=== Request ===
Please format the records between the lines holding "pagination-first[interactable]: 首页 <box>785" and "view-full-button[interactable]: 查看全文>> <box>395 514", inclusive, as a JSON list of strings, one string per line. Leave out any blank lines.
━━━━━━━━━━
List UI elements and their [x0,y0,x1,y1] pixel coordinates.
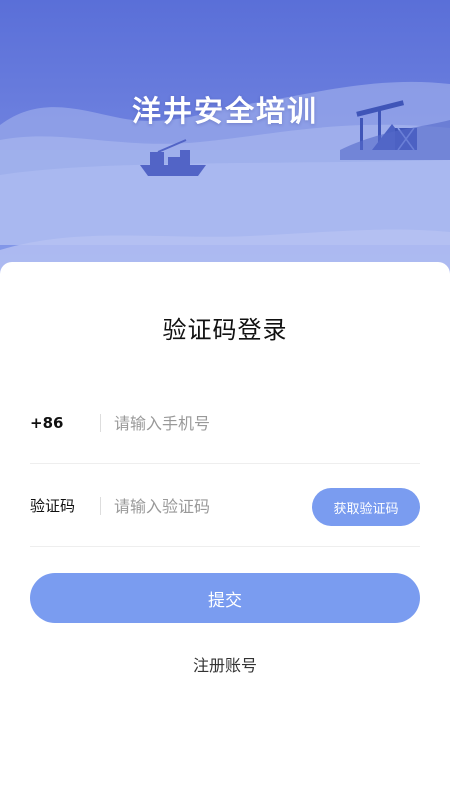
page-title: 验证码登录 [162,316,288,344]
country-code[interactable]: +86 [30,382,63,464]
app-title: 洋井安全培训 [131,94,318,128]
divider [100,497,101,515]
banner-illustration [0,0,450,290]
verification-label: 验证码 [30,497,76,515]
submit-button[interactable]: 提交 [30,573,420,623]
get-code-button[interactable]: 获取验证码 [312,488,420,526]
verification-row: 验证码 获取验证码 [30,465,420,547]
login-card: 验证码登录 +86 验证码 获取验证码 提交 注册账号 [0,262,450,800]
register-link[interactable]: 注册账号 [0,652,450,676]
phone-input[interactable] [114,408,304,438]
divider [100,414,101,432]
verification-code-input[interactable] [114,491,304,521]
phone-row: +86 [30,382,420,464]
header-banner: 洋井安全培训 [0,0,450,290]
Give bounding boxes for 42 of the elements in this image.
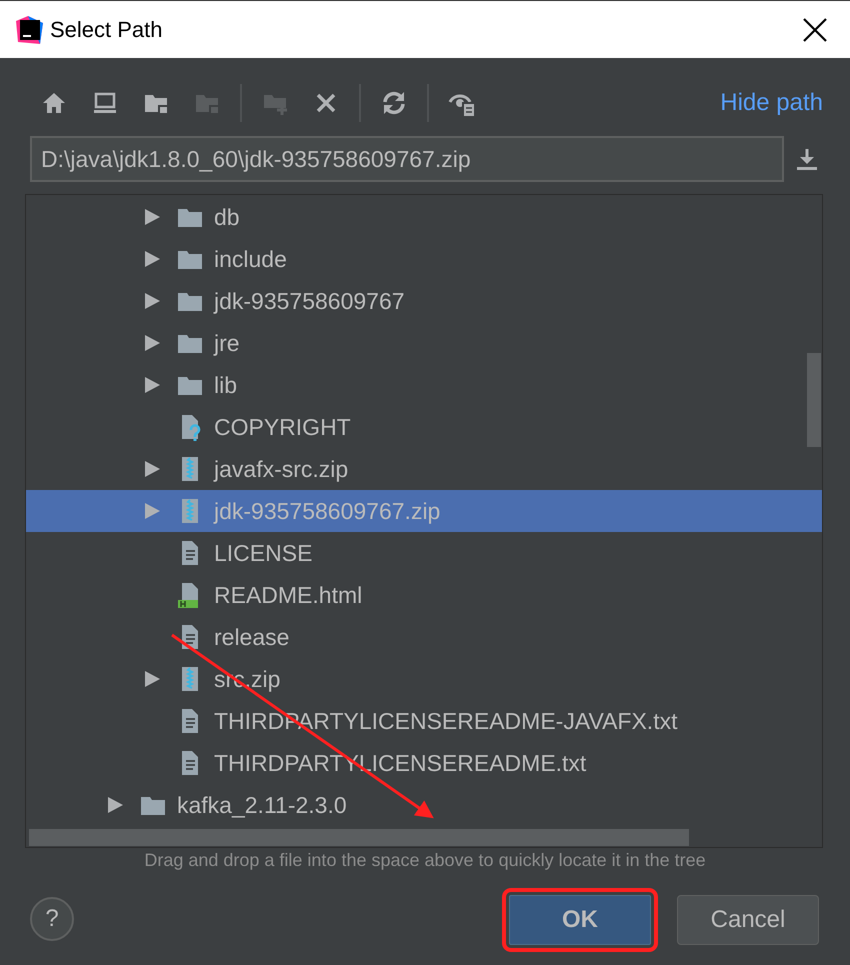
tree-item-label: COPYRIGHT: [214, 414, 351, 440]
tree-row[interactable]: include: [26, 238, 822, 280]
tree-item-label: include: [214, 246, 287, 272]
tree-row[interactable]: COPYRIGHT: [26, 406, 822, 448]
tree-item-label: LICENSE: [214, 540, 312, 566]
tree-row[interactable]: javafx-src.zip: [26, 448, 822, 490]
cancel-button[interactable]: Cancel: [677, 895, 819, 945]
tree-item-label: jdk-935758609767: [214, 288, 405, 314]
tree-row[interactable]: jre: [26, 322, 822, 364]
download-icon[interactable]: [794, 146, 820, 172]
tree-item-label: jdk-935758609767.zip: [214, 498, 440, 524]
expand-arrow-icon[interactable]: [143, 292, 161, 310]
tree-item-label: jre: [214, 330, 240, 356]
tree-row[interactable]: LICENSE: [26, 532, 822, 574]
horizontal-scrollbar[interactable]: [29, 829, 689, 846]
expand-arrow-icon[interactable]: [143, 376, 161, 394]
expand-arrow-icon[interactable]: [143, 334, 161, 352]
path-field[interactable]: D:\java\jdk1.8.0_60\jdk-935758609767.zip: [30, 136, 784, 182]
hint-text: Drag and drop a file into the space above to quickly locate it in the tree: [143, 850, 707, 871]
app-logo-icon: [14, 14, 44, 44]
hide-path-link[interactable]: Hide path: [720, 89, 823, 117]
close-icon[interactable]: [802, 16, 828, 42]
expand-arrow-icon[interactable]: [106, 796, 124, 814]
tree-item-label: lib: [214, 372, 238, 398]
tree-item-label: kafka_2.11-2.3.0: [177, 792, 347, 818]
tree-item-label: db: [214, 204, 240, 230]
help-button[interactable]: ?: [30, 897, 74, 941]
expand-arrow-icon[interactable]: [143, 670, 161, 688]
tree-item-label: javafx-src.zip: [214, 456, 348, 482]
expand-arrow-icon[interactable]: [143, 250, 161, 268]
tree-row[interactable]: README.html: [26, 574, 822, 616]
expand-arrow-icon[interactable]: [143, 460, 161, 478]
tree-row[interactable]: lib: [26, 364, 822, 406]
tree-row[interactable]: db: [26, 196, 822, 238]
expand-arrow-icon[interactable]: [143, 208, 161, 226]
tree-item-label: README.html: [214, 582, 362, 608]
tree-row[interactable]: kafka_2.11-2.3.0: [26, 784, 822, 826]
tree-row[interactable]: jdk-935758609767: [26, 280, 822, 322]
tree-row[interactable]: release: [26, 616, 822, 658]
tree-item-label: release: [214, 624, 290, 650]
window-title: Select Path: [50, 16, 164, 42]
vertical-scrollbar[interactable]: [807, 353, 821, 447]
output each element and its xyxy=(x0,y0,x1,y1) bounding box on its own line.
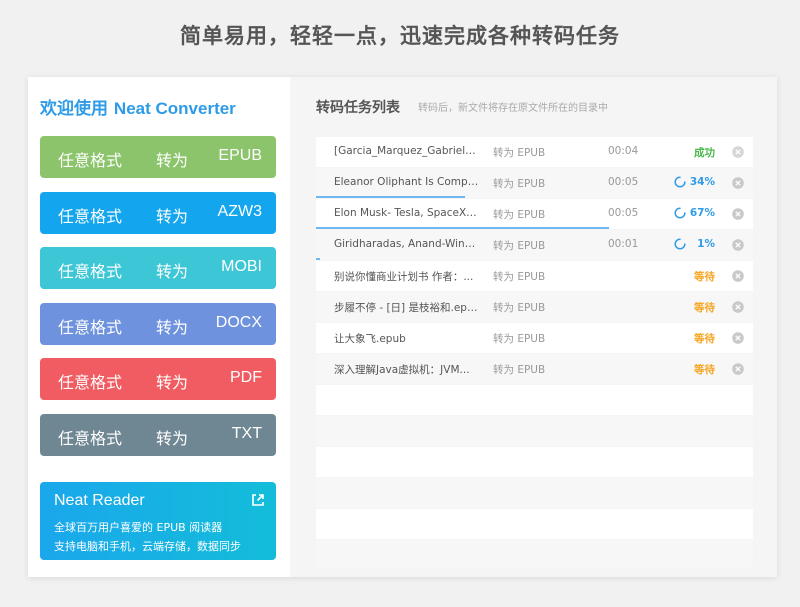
task-list-hint: 转码后，新文件将存在原文件所在的目录中 xyxy=(418,103,608,114)
loading-spinner-icon xyxy=(674,207,686,219)
close-icon[interactable] xyxy=(732,239,744,251)
close-icon[interactable] xyxy=(732,363,744,375)
task-row[interactable]: 别说你懂商业计划书 作者：... 转为 EPUB 等待 xyxy=(316,261,753,291)
empty-row xyxy=(316,540,753,567)
task-status: 67% xyxy=(689,207,715,219)
task-status: 等待 xyxy=(694,364,715,376)
task-row[interactable]: 让大象飞.epub 转为 EPUB 等待 xyxy=(316,323,753,353)
task-status: 等待 xyxy=(694,271,715,283)
reader-desc-1: 全球百万用户喜爱的 EPUB 阅读器 xyxy=(54,521,223,534)
button-convert-label: 转为 xyxy=(156,373,189,392)
button-format-label: DOCX xyxy=(215,313,262,331)
task-file-name: 深入理解Java虚拟机：JVM... xyxy=(334,364,470,376)
button-source-label: 任意格式 xyxy=(58,317,123,337)
task-target-format: 转为 EPUB xyxy=(493,364,546,376)
close-icon[interactable] xyxy=(732,208,744,220)
task-file-name: [Garcia_Marquez_Gabriel]_... xyxy=(334,145,479,157)
task-progress-bar xyxy=(316,227,609,229)
task-file-name: 步履不停 - [日] 是枝裕和.epub xyxy=(334,302,479,314)
button-convert-label: 转为 xyxy=(156,262,189,281)
task-progress-bar xyxy=(316,196,465,198)
external-link-icon[interactable] xyxy=(250,492,266,508)
button-convert-label: 转为 xyxy=(156,428,189,448)
convert-to-docx-button[interactable]: 任意格式 转为 DOCX xyxy=(40,302,276,345)
task-file-name: 让大象飞.epub xyxy=(334,333,406,345)
task-target-format: 转为 EPUB xyxy=(493,147,546,159)
task-status: 等待 xyxy=(694,302,715,314)
task-row[interactable]: 步履不停 - [日] 是枝裕和.epub 转为 EPUB 等待 xyxy=(316,292,753,322)
button-source-label: 任意格式 xyxy=(58,206,123,226)
button-format-label: TXT xyxy=(231,424,262,442)
task-elapsed-time: 00:01 xyxy=(608,238,639,250)
task-elapsed-time: 00:05 xyxy=(608,207,639,219)
task-elapsed-time: 00:05 xyxy=(608,176,639,188)
button-source-label: 任意格式 xyxy=(58,262,123,281)
task-target-format: 转为 EPUB xyxy=(493,178,546,190)
task-list-title: 转码任务列表 xyxy=(316,100,400,116)
button-format-label: PDF xyxy=(230,369,262,386)
convert-to-pdf-button[interactable]: 任意格式 转为 PDF xyxy=(40,358,276,400)
convert-to-mobi-button[interactable]: 任意格式 转为 MOBI xyxy=(40,247,276,289)
task-target-format: 转为 EPUB xyxy=(493,302,546,314)
task-row[interactable]: [Garcia_Marquez_Gabriel]_... 转为 EPUB 00:04… xyxy=(316,137,753,167)
neat-reader-card[interactable]: Neat Reader 全球百万用户喜爱的 EPUB 阅读器 支持电脑和手机，云… xyxy=(40,482,276,560)
task-target-format: 转为 EPUB xyxy=(493,240,546,252)
close-icon[interactable] xyxy=(732,332,744,344)
task-status: 成功 xyxy=(694,147,715,159)
button-convert-label: 转为 xyxy=(156,151,189,170)
task-row[interactable]: Eleanor Oliphant Is Comple... 转为 EPUB 00:0… xyxy=(316,168,753,198)
task-elapsed-time: 00:04 xyxy=(608,145,639,157)
welcome-brand: Neat Converter xyxy=(113,99,236,118)
task-file-name: Elon Musk- Tesla, SpaceX, ... xyxy=(334,207,479,219)
task-target-format: 转为 EPUB xyxy=(493,333,546,345)
button-format-label: EPUB xyxy=(218,147,262,164)
button-convert-label: 转为 xyxy=(156,317,189,337)
task-status: 1% xyxy=(697,238,715,250)
headline: 简单易用，轻轻一点，迅速完成各种转码任务 xyxy=(180,24,620,48)
convert-to-epub-button[interactable]: 任意格式 转为 EPUB xyxy=(40,136,276,178)
sidebar: 欢迎使用 Neat Converter 任意格式 转为 EPUB 任意格式 转为 AZW3… xyxy=(28,77,290,577)
close-icon[interactable] xyxy=(732,177,744,189)
close-icon[interactable] xyxy=(732,270,744,282)
task-target-format: 转为 EPUB xyxy=(493,271,546,283)
task-progress-bar xyxy=(316,258,321,260)
convert-to-txt-button[interactable]: 任意格式 转为 TXT xyxy=(40,413,276,456)
task-status: 34% xyxy=(689,176,715,188)
button-format-label: MOBI xyxy=(221,258,262,275)
button-source-label: 任意格式 xyxy=(58,428,123,448)
reader-desc-2: 支持电脑和手机，云端存储，数据同步 xyxy=(54,540,241,553)
empty-row xyxy=(316,416,753,446)
app-window: 欢迎使用 Neat Converter 任意格式 转为 EPUB 任意格式 转为 AZW3… xyxy=(28,77,777,577)
task-row[interactable]: Giridharadas, Anand-Winn... 转为 EPUB 00:01 1… xyxy=(316,230,753,260)
close-icon[interactable] xyxy=(732,146,744,158)
task-row[interactable]: 深入理解Java虚拟机：JVM... 转为 EPUB 等待 xyxy=(316,354,753,384)
reader-title: Neat Reader xyxy=(54,492,145,509)
empty-row xyxy=(316,447,753,477)
welcome-title: 欢迎使用 Neat Converter xyxy=(40,94,236,119)
task-row[interactable]: Elon Musk- Tesla, SpaceX, ... 转为 EPUB 00:0… xyxy=(316,199,753,229)
empty-row xyxy=(316,509,753,539)
welcome-prefix: 欢迎使用 xyxy=(40,99,114,119)
task-file-name: Eleanor Oliphant Is Comple... xyxy=(334,176,479,188)
task-list: [Garcia_Marquez_Gabriel]_... 转为 EPUB 00:04… xyxy=(316,137,753,567)
button-format-label: AZW3 xyxy=(217,202,262,220)
task-status: 等待 xyxy=(694,333,715,345)
empty-row xyxy=(316,478,753,508)
task-file-name: Giridharadas, Anand-Winn... xyxy=(334,238,479,250)
convert-to-azw3-button[interactable]: 任意格式 转为 AZW3 xyxy=(40,191,276,234)
task-file-name: 别说你懂商业计划书 作者：... xyxy=(334,271,474,283)
loading-spinner-icon xyxy=(674,238,686,250)
loading-spinner-icon xyxy=(674,176,686,188)
button-source-label: 任意格式 xyxy=(58,151,123,170)
empty-row xyxy=(316,385,753,415)
button-convert-label: 转为 xyxy=(156,206,189,226)
task-panel: 转码任务列表 转码后，新文件将存在原文件所在的目录中 [Garcia_Marqu… xyxy=(290,77,777,577)
button-source-label: 任意格式 xyxy=(58,373,123,392)
close-icon[interactable] xyxy=(732,301,744,313)
task-target-format: 转为 EPUB xyxy=(493,209,546,221)
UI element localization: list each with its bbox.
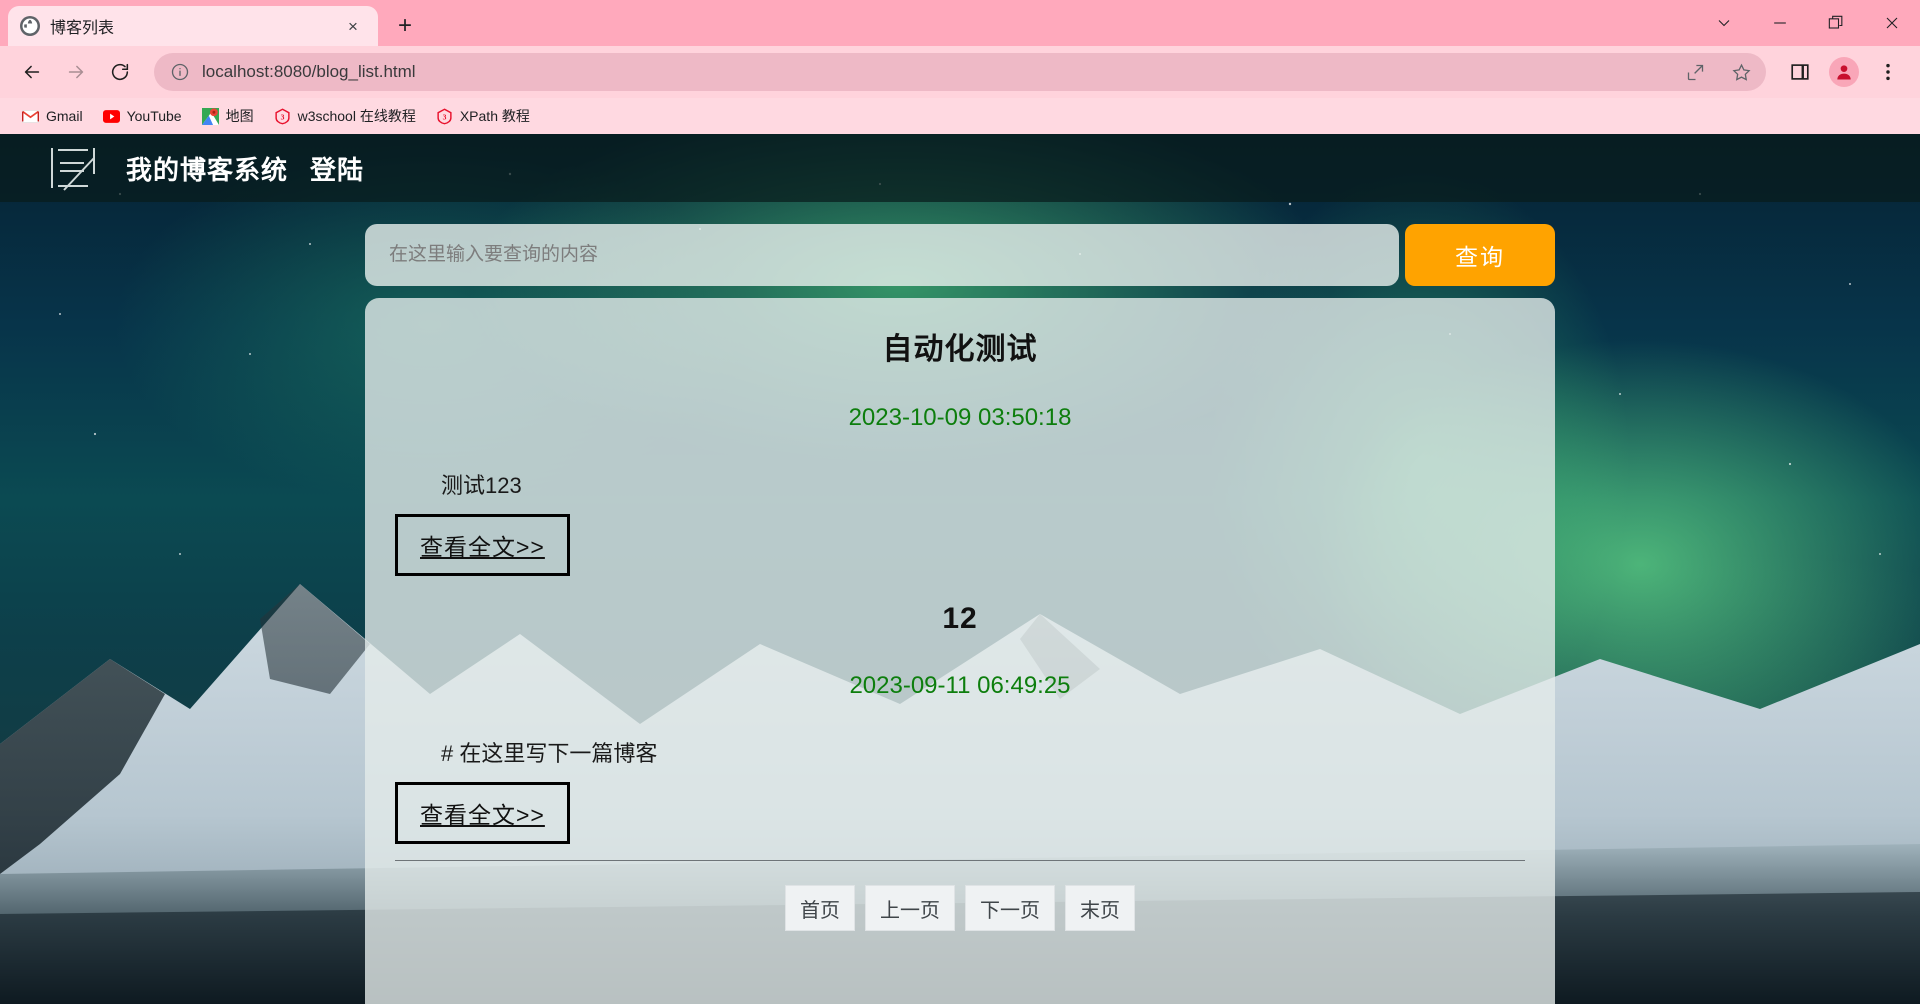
pagination-first[interactable]: 首页 <box>785 885 855 931</box>
globe-icon <box>20 16 40 36</box>
w3school-icon: 3 <box>437 107 452 124</box>
bookmark-w3school[interactable]: 3 w3school 在线教程 <box>266 102 424 130</box>
close-icon[interactable]: × <box>340 13 366 39</box>
blog-title: 12 <box>942 602 978 635</box>
tab-strip: 博客列表 × + <box>0 0 1920 46</box>
three-dot-menu-icon[interactable] <box>1868 52 1908 92</box>
bookmark-gmail[interactable]: Gmail <box>14 104 91 129</box>
view-full-button[interactable]: 查看全文>> <box>395 782 570 844</box>
google-maps-icon <box>201 107 219 125</box>
view-full-button[interactable]: 查看全文>> <box>395 514 570 576</box>
blog-date: 2023-10-09 03:50:18 <box>848 404 1072 431</box>
w3school-icon: 3 <box>274 107 290 124</box>
reload-button[interactable] <box>100 52 140 92</box>
bookmark-label: w3school 在线教程 <box>297 108 416 124</box>
share-icon[interactable] <box>1678 55 1712 89</box>
blog-more-wrap: 查看全文>> <box>395 768 1525 844</box>
bookmark-label: 地图 <box>225 108 254 124</box>
page-viewport: 我的博客系统 登陆 查询 自动化测试 2023-10-09 03:50:18 测… <box>0 134 1920 1004</box>
blog-description: 测试123 <box>441 473 522 498</box>
page-title: 我的博客系统 <box>126 154 289 185</box>
search-bar: 查询 <box>365 224 1555 286</box>
blog-title: 自动化测试 <box>882 333 1038 366</box>
browser-window: 博客列表 × + localhost:8080/blog_list.html G… <box>0 0 1920 1004</box>
bookmark-label: XPath 教程 <box>459 108 530 124</box>
view-full-link[interactable]: 查看全文>> <box>420 802 545 828</box>
profile-avatar[interactable] <box>1824 52 1864 92</box>
tab-blog-list[interactable]: 博客列表 × <box>8 6 378 46</box>
blog-logo-icon <box>51 148 95 191</box>
search-input[interactable] <box>365 224 1399 286</box>
svg-text:3: 3 <box>442 112 446 121</box>
window-controls <box>1696 0 1920 46</box>
side-panel-icon[interactable] <box>1780 52 1820 92</box>
bookmark-xpath[interactable]: 3 XPath 教程 <box>428 102 538 130</box>
pagination-prev[interactable]: 上一页 <box>865 885 955 931</box>
url-text: localhost:8080/blog_list.html <box>202 62 416 81</box>
minimize-icon[interactable] <box>1752 0 1808 46</box>
tab-title: 博客列表 <box>50 20 115 37</box>
blog-list-container: 自动化测试 2023-10-09 03:50:18 测试123 查看全文>> 1… <box>365 298 1555 1004</box>
close-icon[interactable] <box>1864 0 1920 46</box>
blog-item: 自动化测试 2023-10-09 03:50:18 测试123 查看全文>> <box>395 298 1525 576</box>
site-header: 我的博客系统 登陆 <box>0 134 1920 202</box>
info-circle-icon[interactable] <box>170 62 190 82</box>
blog-item: 12 2023-09-11 06:49:25 # 在这里写下一篇博客 查看全文>… <box>395 576 1525 844</box>
bookmark-label: YouTube <box>126 108 182 124</box>
view-full-link[interactable]: 查看全文>> <box>420 534 545 560</box>
youtube-icon <box>102 109 120 123</box>
blog-date: 2023-09-11 06:49:25 <box>849 672 1071 699</box>
pagination: 首页 上一页 下一页 末页 <box>395 861 1525 931</box>
address-bar[interactable]: localhost:8080/blog_list.html <box>154 53 1766 91</box>
pagination-next[interactable]: 下一页 <box>965 885 1055 931</box>
login-link[interactable]: 登陆 <box>310 150 364 187</box>
bookmark-youtube[interactable]: YouTube <box>95 104 190 129</box>
forward-button[interactable] <box>56 52 96 92</box>
svg-text:3: 3 <box>280 112 284 121</box>
header-nav: 我的博客系统 登陆 <box>126 150 364 187</box>
pagination-last[interactable]: 末页 <box>1065 885 1135 931</box>
blog-more-wrap: 查看全文>> <box>395 500 1525 576</box>
page-content: 查询 自动化测试 2023-10-09 03:50:18 测试123 查看全文>… <box>0 202 1920 1004</box>
new-tab-button[interactable]: + <box>388 9 422 43</box>
chevron-down-icon[interactable] <box>1696 0 1752 46</box>
bookmark-label: Gmail <box>46 108 83 124</box>
gmail-icon <box>22 109 39 123</box>
restore-icon[interactable] <box>1808 0 1864 46</box>
blog-description: # 在这里写下一篇博客 <box>441 741 658 766</box>
avatar <box>1829 57 1859 87</box>
back-button[interactable] <box>12 52 52 92</box>
star-icon[interactable] <box>1724 55 1758 89</box>
browser-toolbar: localhost:8080/blog_list.html <box>0 46 1920 98</box>
bookmark-maps[interactable]: 地图 <box>194 102 262 130</box>
search-button[interactable]: 查询 <box>1405 224 1555 286</box>
bookmarks-bar: Gmail YouTube 地图 3 w3school 在线教程 3 XPath… <box>0 98 1920 134</box>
━━━━━━━━━━
=== Answer for the task ===
[
  "pagination-first[interactable]: 首页 <box>785 885 855 931</box>",
  "globe-icon <box>20 16 40 36</box>",
  "w3school-icon: 3 <box>437 107 452 124</box>",
  "bookmark-w3school[interactable]: 3 w3school 在线教程 <box>266 102 424 130</box>",
  "close-icon[interactable]: × <box>340 13 366 39</box>",
  "blog-title: 12 <box>942 602 978 635</box>",
  "tab-strip: 博客列表 × + <box>0 0 1920 46</box>",
  "three-dot-menu-icon[interactable] <box>1868 52 1908 92</box>",
  "bookmark-gmail[interactable]: Gmail <box>14 104 91 129</box>",
  "view-full-button[interactable]: 查看全文>> <box>395 782 570 844</box>",
  "google-maps-icon <box>201 107 219 125</box>",
  "view-full-button[interactable]: 查看全文>> <box>395 514 570 576</box>"
]